[Stored data entries]
- - - -

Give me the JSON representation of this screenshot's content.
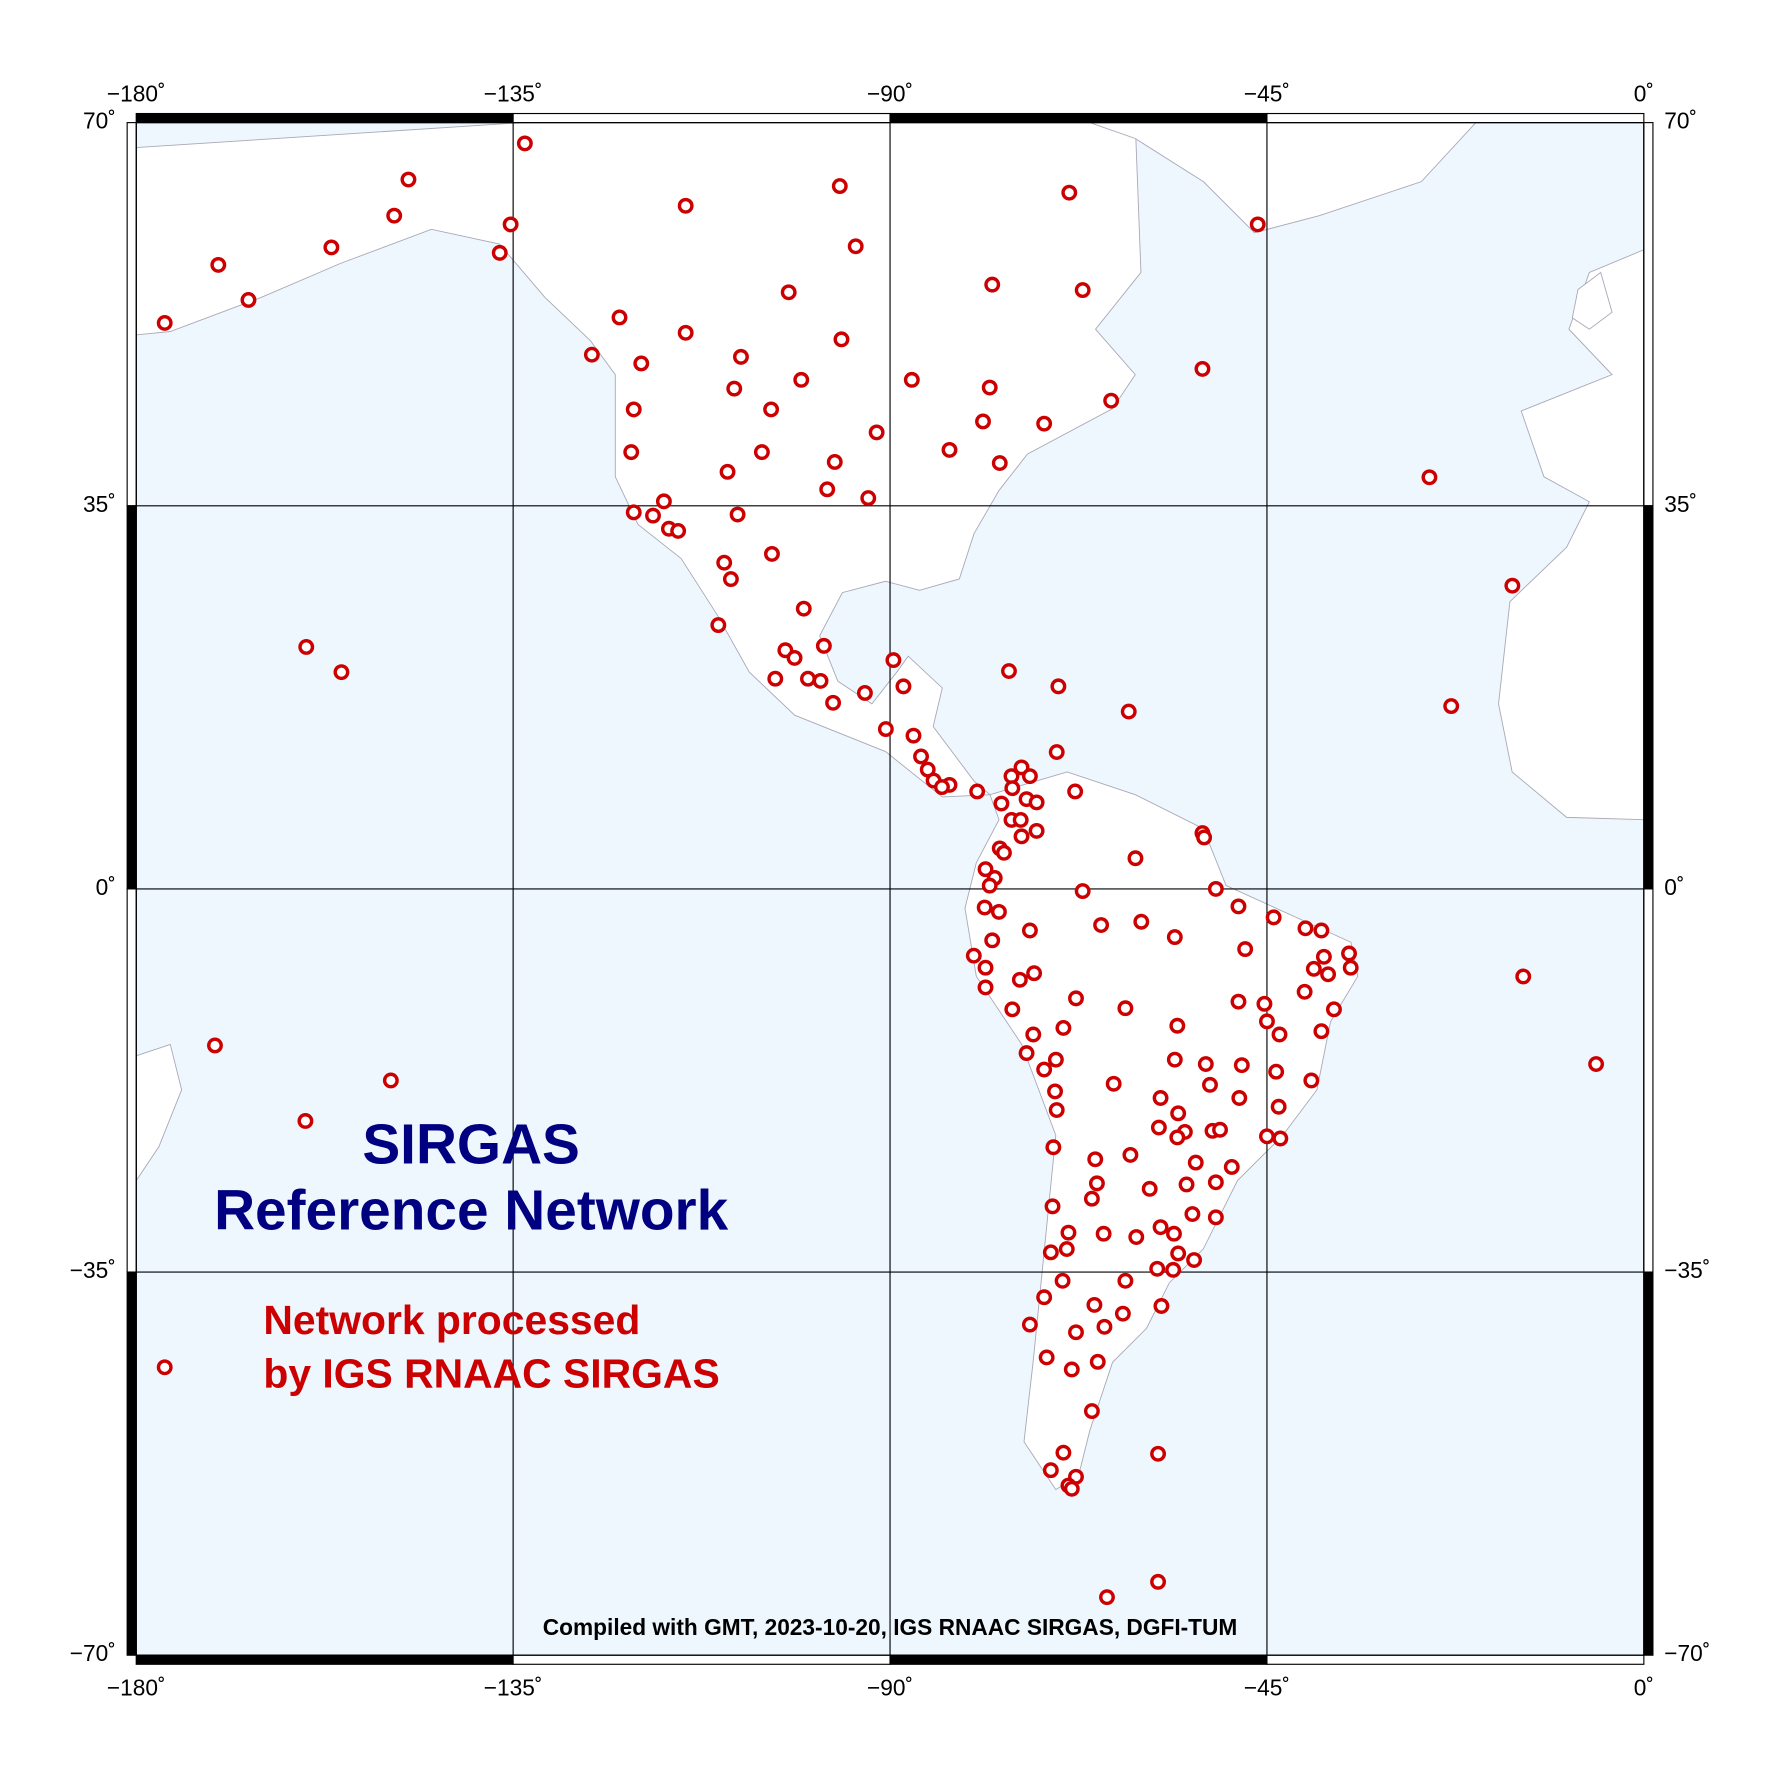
{
  "chart_data": {
    "type": "map",
    "title": [
      "SIRGAS",
      "Reference Network"
    ],
    "legend": [
      "Network processed",
      "by IGS RNAAC SIRGAS"
    ],
    "footer": "Compiled with GMT, 2023-10-20, IGS RNAAC SIRGAS, DGFI-TUM",
    "color": "#cc0000",
    "title_color": "#000080",
    "grid": true,
    "xlim": [
      -180,
      0
    ],
    "ylim": [
      -70,
      70
    ],
    "xticks": [
      {
        "value": -180,
        "label": "−180˚"
      },
      {
        "value": -135,
        "label": "−135˚"
      },
      {
        "value": -90,
        "label": "−90˚"
      },
      {
        "value": -45,
        "label": "−45˚"
      },
      {
        "value": 0,
        "label": "0˚"
      }
    ],
    "yticks": [
      {
        "value": 70,
        "label": "70˚"
      },
      {
        "value": 35,
        "label": "35˚"
      },
      {
        "value": 0,
        "label": "0˚"
      },
      {
        "value": -35,
        "label": "−35˚"
      },
      {
        "value": -70,
        "label": "−70˚"
      }
    ],
    "lon": [
      -133.6,
      -147.5,
      -149.2,
      -156.7,
      -170.2,
      -166.6,
      -176.6,
      -135.3,
      -136.6,
      -114.4,
      -96.0,
      -68.6,
      -46.1,
      -94.1,
      -77.8,
      -67.0,
      -102.1,
      -122.3,
      -114.4,
      -95.8,
      -125.6,
      -107.8,
      -119.7,
      -52.7,
      -100.6,
      -87.4,
      -108.6,
      -78.1,
      -63.6,
      -104.2,
      -120.6,
      -78.9,
      -71.6,
      -91.6,
      -120.9,
      -105.3,
      -82.9,
      -76.9,
      -96.6,
      -109.4,
      -25.6,
      -97.5,
      -92.6,
      -117.0,
      -120.6,
      -118.3,
      -108.2,
      -116.4,
      -115.3,
      -104.1,
      -109.8,
      -109.0,
      -15.7,
      -100.3,
      -110.5,
      -97.9,
      -102.5,
      -101.4,
      -89.6,
      -75.8,
      -159.7,
      -155.5,
      -103.7,
      -99.8,
      -98.3,
      -88.4,
      -69.9,
      -93.0,
      -96.8,
      -23.0,
      -61.5,
      -90.5,
      -87.2,
      -70.1,
      -86.3,
      -85.5,
      -74.3,
      -75.5,
      -73.3,
      -84.8,
      -82.9,
      -83.8,
      -75.4,
      -67.9,
      -79.6,
      -73.7,
      -72.5,
      -76.7,
      -75.5,
      -74.4,
      -72.5,
      -74.3,
      -52.7,
      -52.5,
      -76.9,
      -76.4,
      -60.7,
      -78.6,
      -77.5,
      -78.1,
      -67.0,
      -51.1,
      -48.4,
      -78.7,
      -77.0,
      -44.2,
      -60.0,
      -64.8,
      -73.3,
      -40.4,
      -38.5,
      -56.0,
      -77.8,
      -47.6,
      -35.2,
      -38.2,
      -80.0,
      -39.4,
      -35.0,
      -78.6,
      -37.7,
      -72.8,
      -14.4,
      -74.5,
      -78.6,
      -40.5,
      -67.8,
      -48.4,
      -45.3,
      -37.0,
      -61.9,
      -75.4,
      -45.0,
      -69.3,
      -55.7,
      -38.5,
      -43.5,
      -72.9,
      -170.6,
      -73.7,
      -70.2,
      -56.0,
      -5.7,
      -52.3,
      -48.0,
      -71.6,
      -43.9,
      -39.7,
      -149.6,
      -63.3,
      -51.8,
      -70.3,
      -57.7,
      -48.3,
      -43.6,
      -70.1,
      -55.6,
      -159.8,
      -57.9,
      -51.5,
      -50.6,
      -54.8,
      -55.7,
      -45.0,
      -43.4,
      -70.5,
      -61.3,
      -65.5,
      -53.5,
      -49.2,
      -65.3,
      -54.6,
      -51.1,
      -59.0,
      -65.9,
      -70.6,
      -53.9,
      -51.1,
      -57.7,
      -68.7,
      -64.5,
      -56.1,
      -60.6,
      -68.9,
      -70.8,
      -55.6,
      -53.7,
      -58.1,
      -56.2,
      -69.4,
      -61.9,
      -71.6,
      -65.6,
      -57.6,
      -62.2,
      -73.3,
      -64.4,
      -67.8,
      -71.3,
      -65.2,
      -68.3,
      -176.6,
      -65.9,
      -69.3,
      -58.0,
      -70.8,
      -67.8,
      -68.7,
      -68.3,
      -58.0,
      -64.1
    ],
    "lat": [
      68.1,
      64.8,
      61.5,
      58.6,
      57.0,
      53.8,
      51.7,
      60.7,
      58.1,
      62.4,
      64.2,
      63.6,
      60.7,
      58.7,
      55.2,
      54.7,
      54.5,
      52.2,
      50.8,
      50.2,
      48.8,
      48.6,
      48.0,
      47.5,
      46.5,
      46.5,
      45.7,
      45.8,
      44.6,
      43.8,
      43.8,
      42.7,
      42.5,
      41.7,
      39.9,
      39.9,
      40.1,
      38.9,
      39.0,
      38.1,
      37.6,
      36.5,
      35.7,
      35.4,
      34.4,
      34.1,
      34.2,
      32.9,
      32.7,
      30.6,
      29.8,
      28.3,
      27.7,
      25.6,
      24.1,
      22.2,
      21.8,
      21.1,
      20.9,
      19.9,
      22.1,
      19.8,
      19.2,
      19.2,
      19.0,
      18.5,
      18.5,
      17.9,
      17.0,
      16.7,
      16.2,
      14.6,
      14.0,
      12.5,
      12.1,
      10.9,
      11.1,
      10.3,
      10.3,
      9.9,
      9.5,
      9.3,
      9.2,
      8.9,
      8.9,
      8.2,
      7.9,
      7.8,
      6.3,
      6.3,
      5.3,
      4.8,
      5.1,
      4.7,
      3.7,
      3.3,
      2.8,
      1.8,
      1.0,
      0.3,
      -0.2,
      0.0,
      -1.6,
      -1.7,
      -2.1,
      -2.6,
      -3.0,
      -3.3,
      -3.8,
      -3.6,
      -3.8,
      -4.4,
      -4.7,
      -5.5,
      -5.9,
      -6.2,
      -6.1,
      -7.3,
      -7.2,
      -7.2,
      -7.8,
      -7.7,
      -8.0,
      -8.3,
      -9.0,
      -9.4,
      -10.0,
      -10.3,
      -10.5,
      -11.0,
      -10.9,
      -11.0,
      -12.1,
      -12.7,
      -12.5,
      -13.0,
      -13.3,
      -13.3,
      -14.3,
      -15.0,
      -15.6,
      -15.6,
      -16.0,
      -16.0,
      -16.1,
      -16.5,
      -16.7,
      -17.5,
      -17.5,
      -17.8,
      -17.9,
      -18.5,
      -19.1,
      -19.1,
      -19.9,
      -20.2,
      -20.5,
      -21.2,
      -21.8,
      -22.1,
      -22.0,
      -22.2,
      -22.7,
      -22.6,
      -22.8,
      -23.6,
      -24.3,
      -24.7,
      -25.0,
      -25.4,
      -26.9,
      -27.0,
      -26.8,
      -27.4,
      -28.3,
      -29.0,
      -29.7,
      -30.0,
      -30.9,
      -31.4,
      -31.5,
      -31.5,
      -31.8,
      -32.9,
      -33.2,
      -33.3,
      -33.9,
      -34.7,
      -34.8,
      -35.8,
      -35.8,
      -37.3,
      -38.0,
      -38.1,
      -38.8,
      -39.8,
      -40.0,
      -40.5,
      -42.8,
      -43.2,
      -43.9,
      -43.7,
      -47.7,
      -51.5,
      -51.6,
      -53.1,
      -53.7,
      -54.5,
      -54.8,
      -63.3,
      -64.7
    ]
  }
}
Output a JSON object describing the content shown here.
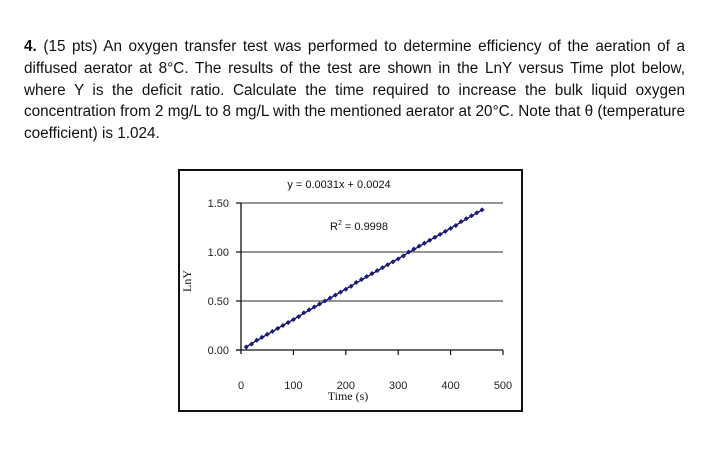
{
  "question": {
    "number": "4.",
    "points": "(15 pts)",
    "text": " An oxygen transfer test was performed to determine efficiency of the aeration of a diffused aerator at 8°C. The results of the test are shown in the LnY versus Time plot below, where Y is the deficit ratio. Calculate the time required to increase the bulk liquid oxygen concentration from 2 mg/L to 8 mg/L with the mentioned aerator at 20°C. Note that θ (temperature coefficient) is 1.024."
  },
  "chart": {
    "equation": "y = 0.0031x + 0.0024",
    "r_squared_label": "R",
    "r_squared_sup": "2",
    "r_squared_value": " = 0.9998",
    "ylabel": "LnY",
    "xlabel": "Time (s)",
    "yticks": [
      "0.00",
      "0.50",
      "1.00",
      "1.50"
    ],
    "xticks": [
      "0",
      "100",
      "200",
      "300",
      "400",
      "500"
    ],
    "marker_color": "#1a1a8c",
    "line_color": "#000000"
  },
  "chart_data": {
    "type": "scatter",
    "title": "",
    "xlabel": "Time (s)",
    "ylabel": "LnY",
    "xlim": [
      0,
      500
    ],
    "ylim": [
      0,
      1.5
    ],
    "grid": "horizontal",
    "x_ticks": [
      0,
      100,
      200,
      300,
      400,
      500
    ],
    "y_ticks": [
      0.0,
      0.5,
      1.0,
      1.5
    ],
    "trendline": {
      "type": "linear",
      "slope": 0.0031,
      "intercept": 0.0024,
      "r_squared": 0.9998,
      "label": "y = 0.0031x + 0.0024"
    },
    "series": [
      {
        "name": "LnY",
        "x": [
          10,
          20,
          30,
          40,
          50,
          60,
          70,
          80,
          90,
          100,
          110,
          120,
          130,
          140,
          150,
          160,
          170,
          180,
          190,
          200,
          210,
          220,
          230,
          240,
          250,
          260,
          270,
          280,
          290,
          300,
          310,
          320,
          330,
          340,
          350,
          360,
          370,
          380,
          390,
          400,
          410,
          420,
          430,
          440,
          450,
          460
        ],
        "y": [
          0.03,
          0.06,
          0.1,
          0.13,
          0.16,
          0.19,
          0.22,
          0.25,
          0.28,
          0.31,
          0.34,
          0.38,
          0.41,
          0.44,
          0.47,
          0.5,
          0.53,
          0.56,
          0.59,
          0.62,
          0.65,
          0.69,
          0.72,
          0.75,
          0.78,
          0.81,
          0.84,
          0.87,
          0.9,
          0.93,
          0.96,
          1.0,
          1.03,
          1.06,
          1.09,
          1.12,
          1.15,
          1.18,
          1.21,
          1.24,
          1.27,
          1.31,
          1.34,
          1.37,
          1.4,
          1.43
        ]
      }
    ]
  }
}
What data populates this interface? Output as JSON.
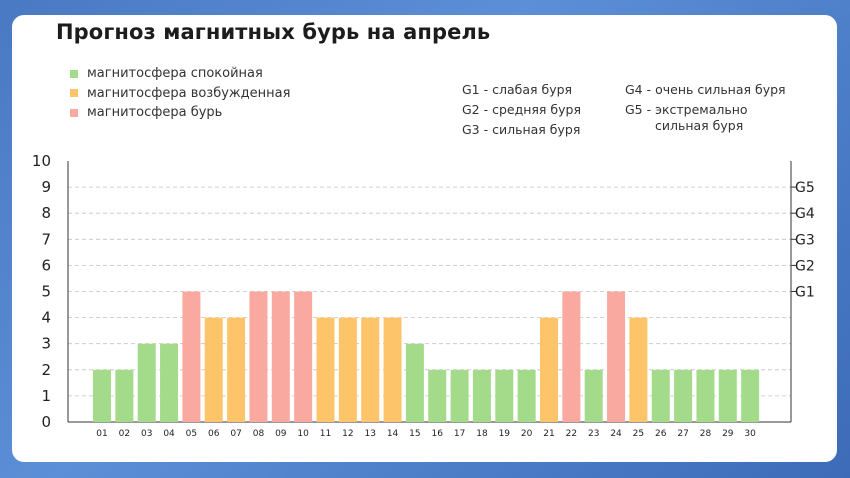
{
  "colors": {
    "calm": "#a3db8a",
    "excited": "#fdc46a",
    "storm": "#faa9a0"
  },
  "legend": {
    "calm": "магнитосфера спокойная",
    "excited": "магнитосфера возбужденная",
    "storm": "магнитосфера бурь"
  },
  "g_levels_notes": {
    "g1": "G1 - слабая буря",
    "g2": "G2 - средняя буря",
    "g3": "G3 - сильная буря",
    "g4": "G4 - очень сильная буря",
    "g5_line1": "G5 - экстремально",
    "g5_line2": "сильная буря"
  },
  "chart_data": {
    "type": "bar",
    "title": "Прогноз магнитных бурь на апрель",
    "categories": [
      "01",
      "02",
      "03",
      "04",
      "05",
      "06",
      "07",
      "08",
      "09",
      "10",
      "11",
      "12",
      "13",
      "14",
      "15",
      "16",
      "17",
      "18",
      "19",
      "20",
      "21",
      "22",
      "23",
      "24",
      "25",
      "26",
      "27",
      "28",
      "29",
      "30"
    ],
    "values": [
      2,
      2,
      3,
      3,
      5,
      4,
      4,
      5,
      5,
      5,
      4,
      4,
      4,
      4,
      3,
      2,
      2,
      2,
      2,
      2,
      4,
      5,
      2,
      5,
      4,
      2,
      2,
      2,
      2,
      2
    ],
    "states": [
      "calm",
      "calm",
      "calm",
      "calm",
      "storm",
      "excited",
      "excited",
      "storm",
      "storm",
      "storm",
      "excited",
      "excited",
      "excited",
      "excited",
      "calm",
      "calm",
      "calm",
      "calm",
      "calm",
      "calm",
      "excited",
      "storm",
      "calm",
      "storm",
      "excited",
      "calm",
      "calm",
      "calm",
      "calm",
      "calm"
    ],
    "ylim": [
      0,
      10
    ],
    "yticks": [
      "0",
      "1",
      "2",
      "3",
      "4",
      "5",
      "6",
      "7",
      "8",
      "9",
      "10"
    ],
    "right_axis": [
      {
        "value": 5,
        "label": "G1"
      },
      {
        "value": 6,
        "label": "G2"
      },
      {
        "value": 7,
        "label": "G3"
      },
      {
        "value": 8,
        "label": "G4"
      },
      {
        "value": 9,
        "label": "G5"
      }
    ],
    "grid": true,
    "legend_position": "top-left"
  }
}
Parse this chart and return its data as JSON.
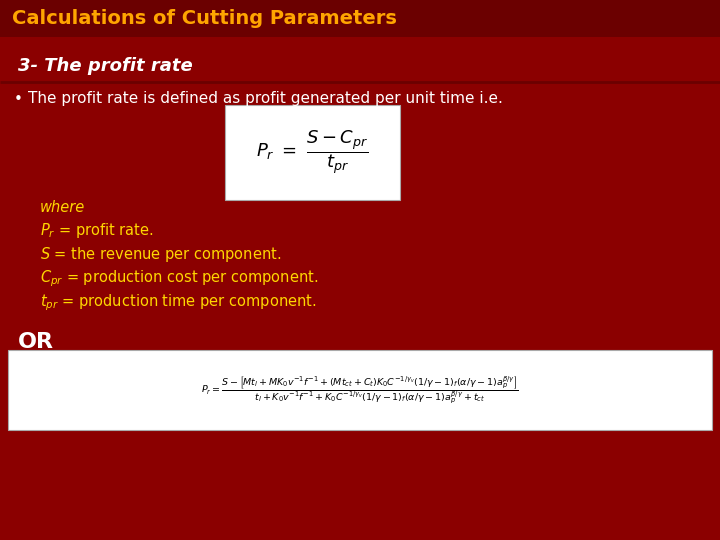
{
  "bg_color": "#8B0000",
  "header_bg": "#6B0000",
  "title_text": "Calculations of Cutting Parameters",
  "title_color": "#FFA500",
  "subtitle_text": "3- The profit rate",
  "subtitle_color": "#FFFFFF",
  "bullet_text": "The profit rate is defined as profit generated per unit time i.e.",
  "bullet_color": "#FFFFFF",
  "where_color": "#FFD700",
  "yellow_color": "#FFD700",
  "white_color": "#FFFFFF",
  "formula_box_color": "#FFFFFF",
  "or_color": "#FFFFFF",
  "figw": 7.2,
  "figh": 5.4,
  "dpi": 100
}
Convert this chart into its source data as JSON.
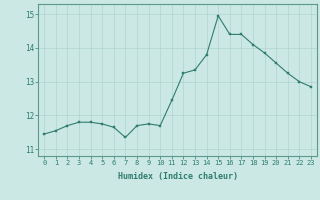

- - - -

#### [Task to complete]
Look through the entries and work out how many lines have the word "магнитосфера" in them; reply with that number only.

#### [Result]
3